■ **Required work**: Copy out every line of the data exactly.

■ **Data section**:
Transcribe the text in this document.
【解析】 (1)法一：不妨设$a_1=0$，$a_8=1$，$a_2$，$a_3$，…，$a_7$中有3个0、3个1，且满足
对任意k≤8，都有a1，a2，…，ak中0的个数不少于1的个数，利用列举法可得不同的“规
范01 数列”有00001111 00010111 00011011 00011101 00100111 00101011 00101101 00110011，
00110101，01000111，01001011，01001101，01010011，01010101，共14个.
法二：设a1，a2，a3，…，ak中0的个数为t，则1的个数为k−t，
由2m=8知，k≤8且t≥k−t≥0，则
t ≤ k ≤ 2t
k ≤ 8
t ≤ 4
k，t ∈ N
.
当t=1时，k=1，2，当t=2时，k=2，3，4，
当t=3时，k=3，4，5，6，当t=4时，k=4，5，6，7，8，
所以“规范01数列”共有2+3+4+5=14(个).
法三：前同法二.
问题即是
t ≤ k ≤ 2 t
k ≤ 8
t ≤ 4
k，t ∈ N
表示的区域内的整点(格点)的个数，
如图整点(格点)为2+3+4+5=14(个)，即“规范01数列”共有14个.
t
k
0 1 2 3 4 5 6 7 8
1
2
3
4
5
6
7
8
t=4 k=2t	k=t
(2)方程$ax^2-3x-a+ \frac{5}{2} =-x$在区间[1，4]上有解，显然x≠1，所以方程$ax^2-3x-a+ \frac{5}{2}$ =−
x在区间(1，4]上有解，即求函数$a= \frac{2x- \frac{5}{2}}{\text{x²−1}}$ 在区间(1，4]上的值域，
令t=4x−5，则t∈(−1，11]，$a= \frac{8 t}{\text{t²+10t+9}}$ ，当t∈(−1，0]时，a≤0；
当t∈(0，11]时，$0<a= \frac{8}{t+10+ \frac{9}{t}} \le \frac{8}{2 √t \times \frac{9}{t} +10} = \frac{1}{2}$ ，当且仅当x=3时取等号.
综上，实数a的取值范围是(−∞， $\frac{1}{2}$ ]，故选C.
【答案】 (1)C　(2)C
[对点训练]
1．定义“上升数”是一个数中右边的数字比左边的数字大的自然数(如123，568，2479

■ **Result for this task**:
Transcribe the text in this document.
【解析】 (1)法一：不妨设$a_1=0$，$a_8=1$，$a_2$，$a_3$，…，$a_7$中有3个0、3个1，且满足
对任意k≤8，都有a1，a2，…，ak中0的个数不少于1的个数，利用列举法可得不同的“规
范01 数列”有00001111 00010111 00011011 00011101 00100111 00101011 00101101 00110011，
00110101，01000111，01001011，01001101，01010011，01010101，共14个.
法二：设a1，a2，a3，…，ak中0的个数为t，则1的个数为k−t，
由2m=8知，k≤8且t≥k−t≥0，则
t ≤ k ≤ 2t
k ≤ 8
t ≤ 4
k，t ∈ N
.
当t=1时，k=1，2，当t=2时，k=2，3，4，
当t=3时，k=3，4，5，6，当t=4时，k=4，5，6，7，8，
所以“规范01数列”共有2+3+4+5=14(个).
法三：前同法二.
问题即是
t ≤ k ≤ 2 t
k ≤ 8
t ≤ 4
k，t ∈ N
表示的区域内的整点(格点)的个数，
如图整点(格点)为2+3+4+5=14(个)，即“规范01数列”共有14个.
t
k
0 1 2 3 4 5 6 7 8
1
2
3
4
5
6
7
8
t=4 k=2t	k=t
(2)方程$ax^2-3x-a+ \frac{5}{2} =-x$在区间[1，4]上有解，显然x≠1，所以方程$ax^2-3x-a+ \frac{5}{2}$ =−
x在区间(1，4]上有解，即求函数$a= \frac{2x- \frac{5}{2}}{\text{x²−1}}$ 在区间(1，4]上的值域，
令t=4x−5，则t∈(−1，11]，$a= \frac{8 t}{\text{t²+10t+9}}$ ，当t∈(−1，0]时，a≤0；
当t∈(0，11]时，$0<a= \frac{8}{t+10+ \frac{9}{t}} \le \frac{8}{2 √t \times \frac{9}{t} +10} = \frac{1}{2}$ ，当且仅当x=3时取等号.
综上，实数a的取值范围是(−∞， $\frac{1}{2}$ ]，故选C.
【答案】 (1)C　(2)C
[对点训练]
1．定义“上升数”是一个数中右边的数字比左边的数字大的自然数(如123，568，2479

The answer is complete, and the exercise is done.